**WORK REQUIRED**
State the number of lines with the string "name" in them, and nothing else.

**RECORDS FOR THIS TASK**

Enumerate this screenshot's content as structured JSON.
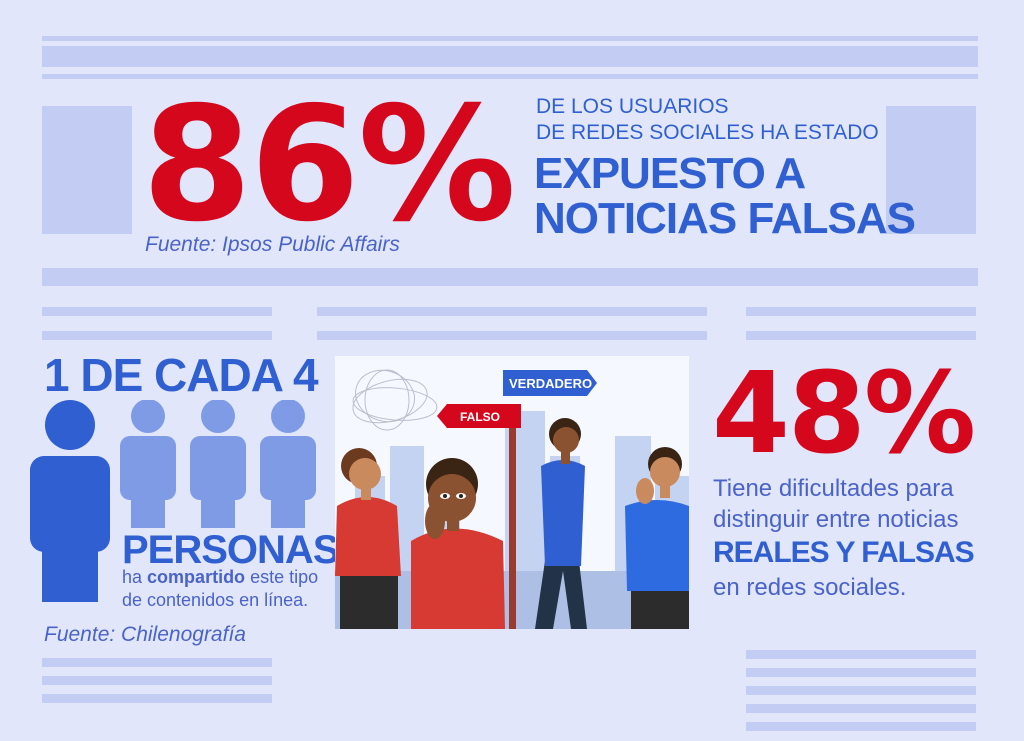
{
  "stat1": {
    "percent": "86%",
    "line1": "DE LOS USUARIOS",
    "line2": "DE REDES SOCIALES HA ESTADO",
    "highlight1": "EXPUESTO A",
    "highlight2": "NOTICIAS FALSAS",
    "source": "Fuente: Ipsos Public Affairs"
  },
  "stat2": {
    "ratio": "1 DE CADA 4",
    "highlighted_people": 1,
    "total_people": 4,
    "label": "PERSONAS",
    "desc_pre": "ha",
    "desc_bold": "compartido",
    "desc_post": "este tipo",
    "desc_line2": "de contenidos en línea.",
    "source": "Fuente: Chilenografía"
  },
  "stat3": {
    "percent": "48%",
    "line1": "Tiene dificultades para",
    "line2": "distinguir entre noticias",
    "highlight": "REALES Y FALSAS",
    "line3": "en redes sociales."
  },
  "illustration": {
    "sign_true": "VERDADERO",
    "sign_false": "FALSO"
  },
  "colors": {
    "background": "#e1e6fb",
    "red": "#d4071c",
    "blue": "#2f5fd0",
    "light_blue": "#7f9be6",
    "decor_bar": "#c3cdf3"
  }
}
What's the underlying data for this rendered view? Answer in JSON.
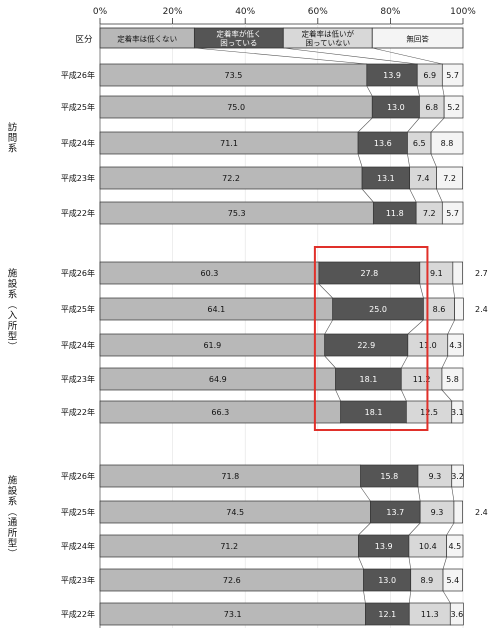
{
  "chart_data": {
    "type": "bar",
    "stacked": true,
    "orientation": "horizontal",
    "percent_axis": {
      "ticks": [
        "0%",
        "20%",
        "40%",
        "60%",
        "80%",
        "100%"
      ],
      "range": [
        0,
        100
      ]
    },
    "legend_label": "区分",
    "series": [
      {
        "name": "定着率は低くない",
        "color": "#b8b8b8"
      },
      {
        "name": "定着率が低く困っている",
        "color": "#555555"
      },
      {
        "name": "定着率は低いが困っていない",
        "color": "#d8d8d8"
      },
      {
        "name": "無回答",
        "color": "#f4f4f4"
      }
    ],
    "groups": [
      {
        "label": "訪問系",
        "rows": [
          {
            "year": "平成26年",
            "values": [
              73.5,
              13.9,
              6.9,
              5.7
            ]
          },
          {
            "year": "平成25年",
            "values": [
              75.0,
              13.0,
              6.8,
              5.2
            ]
          },
          {
            "year": "平成24年",
            "values": [
              71.1,
              13.6,
              6.5,
              8.8
            ]
          },
          {
            "year": "平成23年",
            "values": [
              72.2,
              13.1,
              7.4,
              7.2
            ]
          },
          {
            "year": "平成22年",
            "values": [
              75.3,
              11.8,
              7.2,
              5.7
            ]
          }
        ]
      },
      {
        "label": "施設系（入所型）",
        "rows": [
          {
            "year": "平成26年",
            "values": [
              60.3,
              27.8,
              9.1,
              2.7
            ]
          },
          {
            "year": "平成25年",
            "values": [
              64.1,
              25.0,
              8.6,
              2.4
            ]
          },
          {
            "year": "平成24年",
            "values": [
              61.9,
              22.9,
              11.0,
              4.3
            ]
          },
          {
            "year": "平成23年",
            "values": [
              64.9,
              18.1,
              11.2,
              5.8
            ]
          },
          {
            "year": "平成22年",
            "values": [
              66.3,
              18.1,
              12.5,
              3.1
            ]
          }
        ]
      },
      {
        "label": "施設系（通所型）",
        "rows": [
          {
            "year": "平成26年",
            "values": [
              71.8,
              15.8,
              9.3,
              3.2
            ]
          },
          {
            "year": "平成25年",
            "values": [
              74.5,
              13.7,
              9.3,
              2.4
            ]
          },
          {
            "year": "平成24年",
            "values": [
              71.2,
              13.9,
              10.4,
              4.5
            ]
          },
          {
            "year": "平成23年",
            "values": [
              72.6,
              13.0,
              8.9,
              5.4
            ]
          },
          {
            "year": "平成22年",
            "values": [
              73.1,
              12.1,
              11.3,
              3.6
            ]
          }
        ]
      }
    ],
    "highlight": {
      "group": 1,
      "series": 1,
      "color": "#e0302a"
    }
  }
}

**SOLVED EXERCISE**
4